### Objective
Pull out every line of the material below that contains the word "section".

### Input material
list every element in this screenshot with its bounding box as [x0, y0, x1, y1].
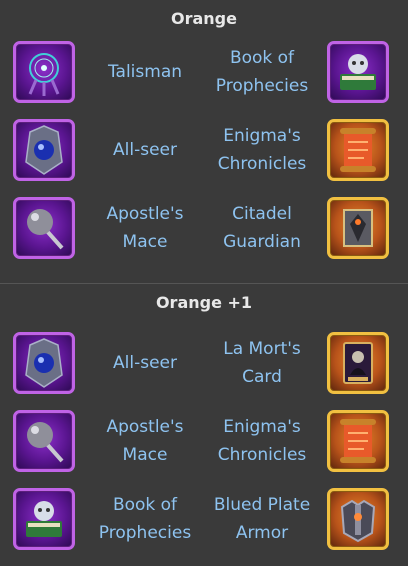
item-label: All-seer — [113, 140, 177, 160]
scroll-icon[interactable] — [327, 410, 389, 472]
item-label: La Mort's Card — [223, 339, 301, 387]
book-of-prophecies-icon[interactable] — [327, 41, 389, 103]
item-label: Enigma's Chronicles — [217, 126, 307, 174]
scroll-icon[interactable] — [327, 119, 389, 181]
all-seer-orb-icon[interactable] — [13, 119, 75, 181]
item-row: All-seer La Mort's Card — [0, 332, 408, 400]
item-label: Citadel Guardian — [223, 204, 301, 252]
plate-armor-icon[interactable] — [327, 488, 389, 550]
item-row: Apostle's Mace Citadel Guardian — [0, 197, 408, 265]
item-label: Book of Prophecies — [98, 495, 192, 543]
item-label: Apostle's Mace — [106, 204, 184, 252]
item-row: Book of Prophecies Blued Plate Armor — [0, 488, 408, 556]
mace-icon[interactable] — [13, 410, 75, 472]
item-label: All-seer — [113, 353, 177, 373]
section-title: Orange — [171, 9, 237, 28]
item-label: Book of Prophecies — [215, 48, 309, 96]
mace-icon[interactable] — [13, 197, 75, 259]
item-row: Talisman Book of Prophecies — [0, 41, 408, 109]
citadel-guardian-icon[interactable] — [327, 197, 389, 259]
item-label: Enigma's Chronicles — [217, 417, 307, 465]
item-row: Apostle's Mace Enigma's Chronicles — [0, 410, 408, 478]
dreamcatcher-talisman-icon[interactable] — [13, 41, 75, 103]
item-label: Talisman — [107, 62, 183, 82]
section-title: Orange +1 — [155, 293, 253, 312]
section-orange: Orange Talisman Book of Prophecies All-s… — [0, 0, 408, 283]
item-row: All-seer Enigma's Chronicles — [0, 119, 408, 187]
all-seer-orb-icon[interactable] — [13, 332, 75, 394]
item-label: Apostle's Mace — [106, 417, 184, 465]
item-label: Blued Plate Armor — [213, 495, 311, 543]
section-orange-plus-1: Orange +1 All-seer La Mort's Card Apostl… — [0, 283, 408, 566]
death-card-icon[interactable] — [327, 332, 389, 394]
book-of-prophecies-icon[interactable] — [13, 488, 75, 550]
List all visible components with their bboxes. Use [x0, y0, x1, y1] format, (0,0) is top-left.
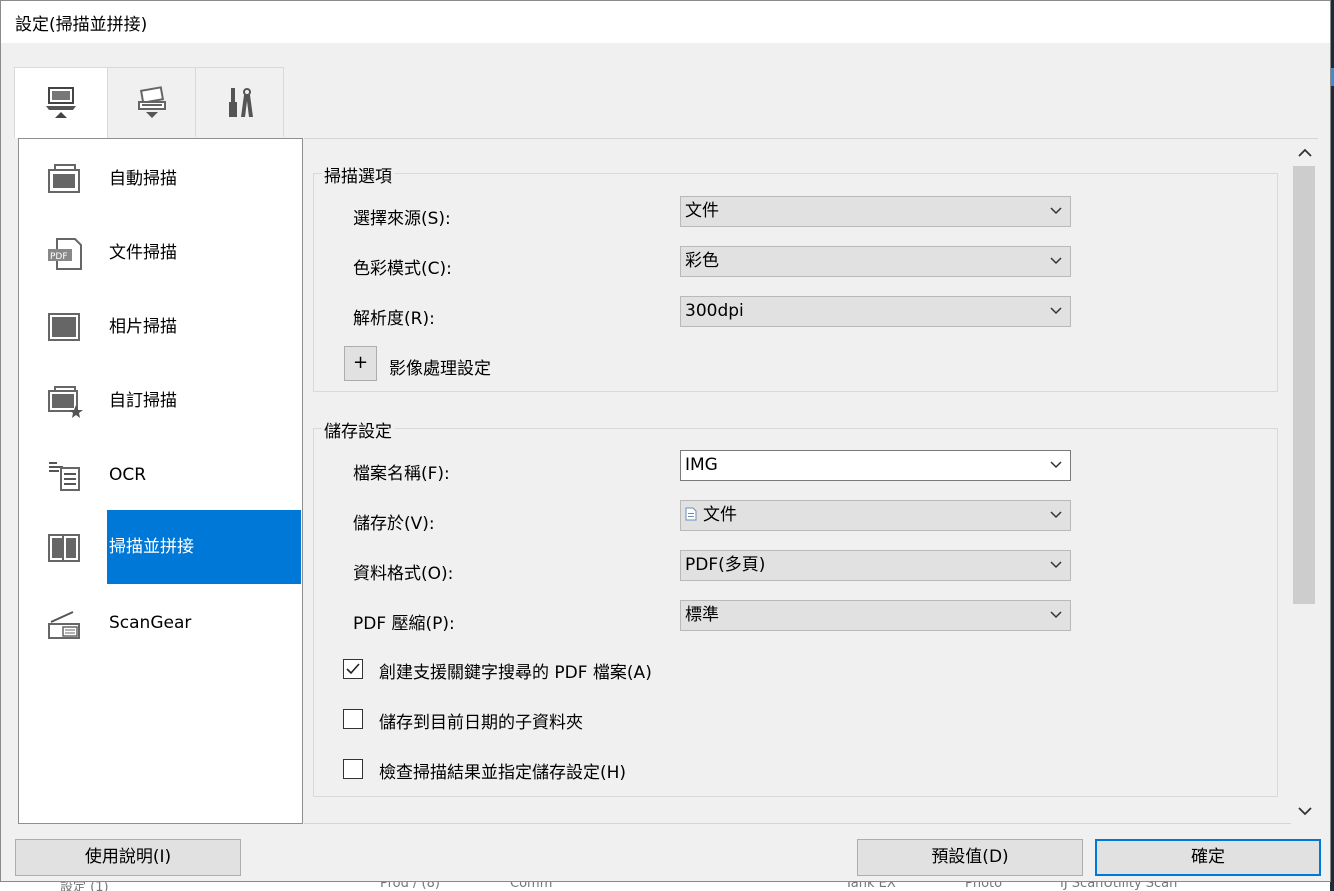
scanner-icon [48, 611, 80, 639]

### Written answer
section-title: Orange — [171, 9, 237, 28]
section-title: Orange +1 — [155, 293, 253, 312]
section-orange: Orange Talisman Book of Prophecies All-s… — [0, 0, 408, 283]
section-orange-plus-1: Orange +1 All-seer La Mort's Card Apostl… — [0, 283, 408, 566]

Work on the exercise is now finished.